■ Task instructions: Copy out each line in the material below that has the word "Biomasa".

■ Excerpted records:

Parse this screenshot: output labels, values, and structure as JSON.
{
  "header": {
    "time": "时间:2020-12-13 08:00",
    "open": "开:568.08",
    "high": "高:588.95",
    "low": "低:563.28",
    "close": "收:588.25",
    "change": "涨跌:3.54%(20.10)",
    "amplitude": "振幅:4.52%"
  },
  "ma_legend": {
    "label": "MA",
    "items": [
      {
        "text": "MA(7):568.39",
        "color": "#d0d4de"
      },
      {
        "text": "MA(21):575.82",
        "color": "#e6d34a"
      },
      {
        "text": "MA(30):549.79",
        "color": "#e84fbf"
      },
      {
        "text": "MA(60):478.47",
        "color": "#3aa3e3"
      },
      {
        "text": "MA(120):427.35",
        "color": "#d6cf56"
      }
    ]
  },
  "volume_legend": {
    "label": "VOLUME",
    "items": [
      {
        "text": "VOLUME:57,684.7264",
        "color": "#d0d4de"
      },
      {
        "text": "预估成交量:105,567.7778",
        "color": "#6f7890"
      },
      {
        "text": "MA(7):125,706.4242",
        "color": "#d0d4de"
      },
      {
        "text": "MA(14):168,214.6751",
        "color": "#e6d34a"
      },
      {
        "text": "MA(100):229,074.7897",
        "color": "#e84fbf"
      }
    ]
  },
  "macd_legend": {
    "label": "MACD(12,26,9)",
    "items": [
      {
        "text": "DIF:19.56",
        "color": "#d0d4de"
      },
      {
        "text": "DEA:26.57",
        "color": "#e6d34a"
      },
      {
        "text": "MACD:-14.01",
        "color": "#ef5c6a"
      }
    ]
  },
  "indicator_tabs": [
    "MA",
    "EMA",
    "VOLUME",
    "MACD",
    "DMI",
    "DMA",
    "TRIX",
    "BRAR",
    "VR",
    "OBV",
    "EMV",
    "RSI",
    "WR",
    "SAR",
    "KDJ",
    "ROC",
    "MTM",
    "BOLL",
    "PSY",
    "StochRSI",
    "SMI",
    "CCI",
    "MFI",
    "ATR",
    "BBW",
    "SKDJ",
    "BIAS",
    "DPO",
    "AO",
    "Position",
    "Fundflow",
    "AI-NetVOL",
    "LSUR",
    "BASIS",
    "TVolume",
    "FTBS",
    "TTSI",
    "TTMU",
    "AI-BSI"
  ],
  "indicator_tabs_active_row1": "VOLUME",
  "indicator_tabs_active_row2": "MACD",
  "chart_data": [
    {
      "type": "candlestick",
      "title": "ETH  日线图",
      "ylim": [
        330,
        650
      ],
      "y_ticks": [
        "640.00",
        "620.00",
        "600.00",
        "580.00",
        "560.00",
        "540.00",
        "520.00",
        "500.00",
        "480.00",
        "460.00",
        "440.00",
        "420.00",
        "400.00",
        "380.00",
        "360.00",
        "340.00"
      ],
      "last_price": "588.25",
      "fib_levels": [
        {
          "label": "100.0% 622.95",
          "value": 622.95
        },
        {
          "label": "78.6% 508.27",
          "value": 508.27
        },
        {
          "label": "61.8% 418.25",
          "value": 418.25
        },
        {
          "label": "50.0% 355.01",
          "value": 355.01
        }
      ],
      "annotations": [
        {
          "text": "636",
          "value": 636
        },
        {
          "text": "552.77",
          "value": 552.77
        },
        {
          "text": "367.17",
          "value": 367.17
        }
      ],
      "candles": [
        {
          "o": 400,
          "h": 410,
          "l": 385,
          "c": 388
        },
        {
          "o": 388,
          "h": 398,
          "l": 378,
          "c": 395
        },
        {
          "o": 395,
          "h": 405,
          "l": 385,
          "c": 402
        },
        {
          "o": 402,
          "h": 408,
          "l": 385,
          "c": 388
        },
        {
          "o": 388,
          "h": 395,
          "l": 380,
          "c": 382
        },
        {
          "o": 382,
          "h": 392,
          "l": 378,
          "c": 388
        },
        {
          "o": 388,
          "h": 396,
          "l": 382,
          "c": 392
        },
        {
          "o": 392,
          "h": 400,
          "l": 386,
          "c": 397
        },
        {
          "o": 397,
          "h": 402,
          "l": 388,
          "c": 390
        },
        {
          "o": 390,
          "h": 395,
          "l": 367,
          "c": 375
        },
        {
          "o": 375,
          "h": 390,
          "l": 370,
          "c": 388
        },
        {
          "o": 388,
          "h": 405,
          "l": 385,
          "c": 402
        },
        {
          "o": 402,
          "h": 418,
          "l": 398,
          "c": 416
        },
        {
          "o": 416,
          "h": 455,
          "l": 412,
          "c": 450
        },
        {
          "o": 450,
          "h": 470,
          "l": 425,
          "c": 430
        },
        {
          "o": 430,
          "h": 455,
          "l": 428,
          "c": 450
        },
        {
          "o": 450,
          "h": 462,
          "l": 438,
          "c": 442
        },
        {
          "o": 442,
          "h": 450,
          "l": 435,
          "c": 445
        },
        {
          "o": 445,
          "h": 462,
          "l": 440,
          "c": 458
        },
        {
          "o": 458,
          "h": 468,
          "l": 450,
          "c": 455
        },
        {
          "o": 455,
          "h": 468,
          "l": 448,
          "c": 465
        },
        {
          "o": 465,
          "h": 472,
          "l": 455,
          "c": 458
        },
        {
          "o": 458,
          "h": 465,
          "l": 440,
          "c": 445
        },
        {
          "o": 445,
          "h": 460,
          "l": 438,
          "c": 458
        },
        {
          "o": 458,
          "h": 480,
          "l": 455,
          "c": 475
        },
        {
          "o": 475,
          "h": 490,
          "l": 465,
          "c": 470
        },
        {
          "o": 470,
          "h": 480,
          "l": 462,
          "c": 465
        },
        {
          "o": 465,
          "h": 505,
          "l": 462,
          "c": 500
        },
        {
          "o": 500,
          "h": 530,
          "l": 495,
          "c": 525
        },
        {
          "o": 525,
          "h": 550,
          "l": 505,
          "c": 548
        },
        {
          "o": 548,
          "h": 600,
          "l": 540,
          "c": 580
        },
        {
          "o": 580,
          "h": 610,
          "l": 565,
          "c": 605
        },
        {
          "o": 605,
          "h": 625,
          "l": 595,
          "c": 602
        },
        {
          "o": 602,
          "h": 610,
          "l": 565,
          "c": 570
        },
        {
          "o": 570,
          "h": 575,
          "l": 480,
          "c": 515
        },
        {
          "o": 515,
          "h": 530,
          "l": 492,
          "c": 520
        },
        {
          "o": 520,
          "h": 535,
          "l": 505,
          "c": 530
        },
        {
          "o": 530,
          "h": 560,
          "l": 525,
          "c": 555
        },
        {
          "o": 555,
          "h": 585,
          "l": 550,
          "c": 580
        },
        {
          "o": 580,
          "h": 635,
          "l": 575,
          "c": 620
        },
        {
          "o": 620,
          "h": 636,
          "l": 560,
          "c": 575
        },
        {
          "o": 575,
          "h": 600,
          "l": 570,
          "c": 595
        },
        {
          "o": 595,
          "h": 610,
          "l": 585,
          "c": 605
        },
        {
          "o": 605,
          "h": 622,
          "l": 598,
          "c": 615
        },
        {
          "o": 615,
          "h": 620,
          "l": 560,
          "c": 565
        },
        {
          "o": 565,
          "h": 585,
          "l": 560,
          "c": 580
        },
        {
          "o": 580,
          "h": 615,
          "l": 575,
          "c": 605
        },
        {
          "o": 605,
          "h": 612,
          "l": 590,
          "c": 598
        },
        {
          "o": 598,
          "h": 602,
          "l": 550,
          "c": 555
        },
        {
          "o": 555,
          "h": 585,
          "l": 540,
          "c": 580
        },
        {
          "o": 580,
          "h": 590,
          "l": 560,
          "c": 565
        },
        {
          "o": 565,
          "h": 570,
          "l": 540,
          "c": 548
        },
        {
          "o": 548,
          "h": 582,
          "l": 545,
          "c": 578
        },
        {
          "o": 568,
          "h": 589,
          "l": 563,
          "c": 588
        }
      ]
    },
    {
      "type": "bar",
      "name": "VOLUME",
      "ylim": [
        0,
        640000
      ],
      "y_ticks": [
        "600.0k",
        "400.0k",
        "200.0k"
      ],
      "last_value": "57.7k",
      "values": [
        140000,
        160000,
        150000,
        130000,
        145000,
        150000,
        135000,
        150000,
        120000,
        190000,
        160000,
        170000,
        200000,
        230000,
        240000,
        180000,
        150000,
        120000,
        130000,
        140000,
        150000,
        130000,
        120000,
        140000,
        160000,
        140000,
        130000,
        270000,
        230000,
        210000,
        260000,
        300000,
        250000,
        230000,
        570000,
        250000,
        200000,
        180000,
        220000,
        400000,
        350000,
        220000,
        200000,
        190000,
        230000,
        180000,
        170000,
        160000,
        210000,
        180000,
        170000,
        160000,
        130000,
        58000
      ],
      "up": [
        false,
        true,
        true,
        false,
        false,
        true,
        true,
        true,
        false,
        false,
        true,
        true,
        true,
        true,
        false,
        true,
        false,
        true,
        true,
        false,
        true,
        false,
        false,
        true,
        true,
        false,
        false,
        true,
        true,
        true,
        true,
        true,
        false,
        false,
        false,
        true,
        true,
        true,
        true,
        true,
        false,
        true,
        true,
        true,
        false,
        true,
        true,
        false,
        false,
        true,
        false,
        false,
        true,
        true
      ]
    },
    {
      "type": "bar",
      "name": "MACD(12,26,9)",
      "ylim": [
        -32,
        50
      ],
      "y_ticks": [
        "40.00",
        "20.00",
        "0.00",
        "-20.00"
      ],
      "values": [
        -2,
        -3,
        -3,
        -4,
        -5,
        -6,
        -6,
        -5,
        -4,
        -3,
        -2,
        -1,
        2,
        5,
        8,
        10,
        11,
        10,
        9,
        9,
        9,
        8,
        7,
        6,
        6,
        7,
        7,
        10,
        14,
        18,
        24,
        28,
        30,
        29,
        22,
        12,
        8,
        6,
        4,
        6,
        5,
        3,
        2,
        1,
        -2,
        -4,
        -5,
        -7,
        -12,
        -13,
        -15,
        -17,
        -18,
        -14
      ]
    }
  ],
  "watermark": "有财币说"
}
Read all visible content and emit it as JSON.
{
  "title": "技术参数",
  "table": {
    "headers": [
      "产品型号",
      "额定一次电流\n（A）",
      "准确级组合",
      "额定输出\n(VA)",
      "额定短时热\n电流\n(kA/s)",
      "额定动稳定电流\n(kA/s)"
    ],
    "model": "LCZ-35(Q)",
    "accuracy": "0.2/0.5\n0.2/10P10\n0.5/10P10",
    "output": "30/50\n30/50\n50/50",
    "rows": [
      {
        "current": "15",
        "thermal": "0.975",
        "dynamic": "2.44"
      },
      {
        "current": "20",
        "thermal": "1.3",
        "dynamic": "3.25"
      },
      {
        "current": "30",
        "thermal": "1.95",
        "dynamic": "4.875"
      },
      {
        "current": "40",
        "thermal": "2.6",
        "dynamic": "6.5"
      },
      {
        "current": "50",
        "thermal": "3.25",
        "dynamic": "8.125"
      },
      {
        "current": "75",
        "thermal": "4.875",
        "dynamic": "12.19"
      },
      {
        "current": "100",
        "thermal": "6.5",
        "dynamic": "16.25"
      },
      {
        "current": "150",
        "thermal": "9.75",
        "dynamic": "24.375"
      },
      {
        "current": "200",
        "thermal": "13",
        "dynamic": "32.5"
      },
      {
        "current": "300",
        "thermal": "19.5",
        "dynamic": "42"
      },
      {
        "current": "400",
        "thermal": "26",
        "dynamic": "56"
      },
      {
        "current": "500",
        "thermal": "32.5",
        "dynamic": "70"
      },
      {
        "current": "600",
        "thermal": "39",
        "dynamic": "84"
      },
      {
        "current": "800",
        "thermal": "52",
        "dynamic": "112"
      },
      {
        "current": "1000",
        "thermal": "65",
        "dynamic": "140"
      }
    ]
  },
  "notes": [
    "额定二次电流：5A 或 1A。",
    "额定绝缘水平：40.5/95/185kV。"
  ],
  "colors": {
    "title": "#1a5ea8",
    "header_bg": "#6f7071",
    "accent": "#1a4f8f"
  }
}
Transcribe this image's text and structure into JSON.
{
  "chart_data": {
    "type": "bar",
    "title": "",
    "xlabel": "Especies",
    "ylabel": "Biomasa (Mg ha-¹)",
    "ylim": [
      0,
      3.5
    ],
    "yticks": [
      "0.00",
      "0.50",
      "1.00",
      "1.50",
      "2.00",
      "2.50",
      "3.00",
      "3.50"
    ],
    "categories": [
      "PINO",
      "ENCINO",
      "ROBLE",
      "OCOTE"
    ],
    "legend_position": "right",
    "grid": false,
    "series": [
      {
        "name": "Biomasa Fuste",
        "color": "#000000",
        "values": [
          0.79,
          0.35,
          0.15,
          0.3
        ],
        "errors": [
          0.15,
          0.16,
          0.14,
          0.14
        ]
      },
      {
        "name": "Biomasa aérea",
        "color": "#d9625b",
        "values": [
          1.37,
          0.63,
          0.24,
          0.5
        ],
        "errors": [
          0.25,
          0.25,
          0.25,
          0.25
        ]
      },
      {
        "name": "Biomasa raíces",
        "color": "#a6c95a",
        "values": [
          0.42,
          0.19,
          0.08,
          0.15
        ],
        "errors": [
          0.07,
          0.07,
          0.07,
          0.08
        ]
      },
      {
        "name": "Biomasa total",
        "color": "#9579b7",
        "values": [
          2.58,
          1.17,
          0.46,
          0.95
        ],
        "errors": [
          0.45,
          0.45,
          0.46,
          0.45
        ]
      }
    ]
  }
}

■ Correct response:
    "ylabel": "Biomasa (Mg ha-¹)",
        "name": "Biomasa Fuste",
        "name": "Biomasa aérea",
        "name": "Biomasa raíces",
        "name": "Biomasa total",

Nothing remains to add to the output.